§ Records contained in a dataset
• • • • •

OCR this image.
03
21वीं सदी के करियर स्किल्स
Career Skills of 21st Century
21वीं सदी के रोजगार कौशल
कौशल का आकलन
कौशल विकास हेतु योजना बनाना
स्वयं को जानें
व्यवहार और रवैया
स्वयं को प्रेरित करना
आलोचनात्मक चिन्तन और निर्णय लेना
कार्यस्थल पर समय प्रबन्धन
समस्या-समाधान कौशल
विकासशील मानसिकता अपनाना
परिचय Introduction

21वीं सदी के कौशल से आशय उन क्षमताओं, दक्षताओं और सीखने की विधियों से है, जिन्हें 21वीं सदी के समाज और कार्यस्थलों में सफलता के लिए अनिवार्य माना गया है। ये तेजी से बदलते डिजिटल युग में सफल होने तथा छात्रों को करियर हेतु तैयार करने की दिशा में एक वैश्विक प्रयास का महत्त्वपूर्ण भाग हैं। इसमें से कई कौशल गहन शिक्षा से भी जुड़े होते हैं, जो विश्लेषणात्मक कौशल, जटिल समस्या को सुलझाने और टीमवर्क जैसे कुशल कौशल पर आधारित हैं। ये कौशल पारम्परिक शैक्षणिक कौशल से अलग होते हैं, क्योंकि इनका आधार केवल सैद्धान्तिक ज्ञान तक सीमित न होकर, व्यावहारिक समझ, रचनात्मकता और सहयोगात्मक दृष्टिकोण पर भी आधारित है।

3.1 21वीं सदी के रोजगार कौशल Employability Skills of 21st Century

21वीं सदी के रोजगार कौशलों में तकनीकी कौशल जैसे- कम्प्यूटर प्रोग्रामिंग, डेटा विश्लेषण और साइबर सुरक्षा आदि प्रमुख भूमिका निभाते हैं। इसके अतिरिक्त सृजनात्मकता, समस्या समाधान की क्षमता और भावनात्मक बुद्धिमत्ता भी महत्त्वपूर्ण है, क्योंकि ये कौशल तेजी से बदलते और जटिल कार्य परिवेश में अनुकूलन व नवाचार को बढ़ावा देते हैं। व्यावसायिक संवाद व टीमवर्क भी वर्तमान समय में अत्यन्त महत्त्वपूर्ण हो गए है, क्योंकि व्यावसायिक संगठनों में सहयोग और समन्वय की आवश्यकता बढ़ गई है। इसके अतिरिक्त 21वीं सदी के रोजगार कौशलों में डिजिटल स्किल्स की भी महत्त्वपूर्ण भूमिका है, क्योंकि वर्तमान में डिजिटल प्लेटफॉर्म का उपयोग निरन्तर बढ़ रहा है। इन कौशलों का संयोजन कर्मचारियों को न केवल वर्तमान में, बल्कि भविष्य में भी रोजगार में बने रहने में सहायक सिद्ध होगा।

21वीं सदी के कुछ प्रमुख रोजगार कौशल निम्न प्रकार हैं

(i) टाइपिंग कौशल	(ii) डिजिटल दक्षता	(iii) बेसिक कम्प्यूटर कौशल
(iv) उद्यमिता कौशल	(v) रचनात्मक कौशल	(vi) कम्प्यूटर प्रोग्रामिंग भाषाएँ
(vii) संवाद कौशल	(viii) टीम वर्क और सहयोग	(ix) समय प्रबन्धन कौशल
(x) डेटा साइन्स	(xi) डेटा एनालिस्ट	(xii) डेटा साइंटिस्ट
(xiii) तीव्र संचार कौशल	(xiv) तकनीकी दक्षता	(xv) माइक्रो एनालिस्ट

• • • • •

§ PROBLEM STATEMENT
Pull every line holding "Skills" out of the records.

§ RESULT BELOW
Career Skills of 21st Century
3.1 21वीं सदी के रोजगार कौशल Employability Skills of 21st Century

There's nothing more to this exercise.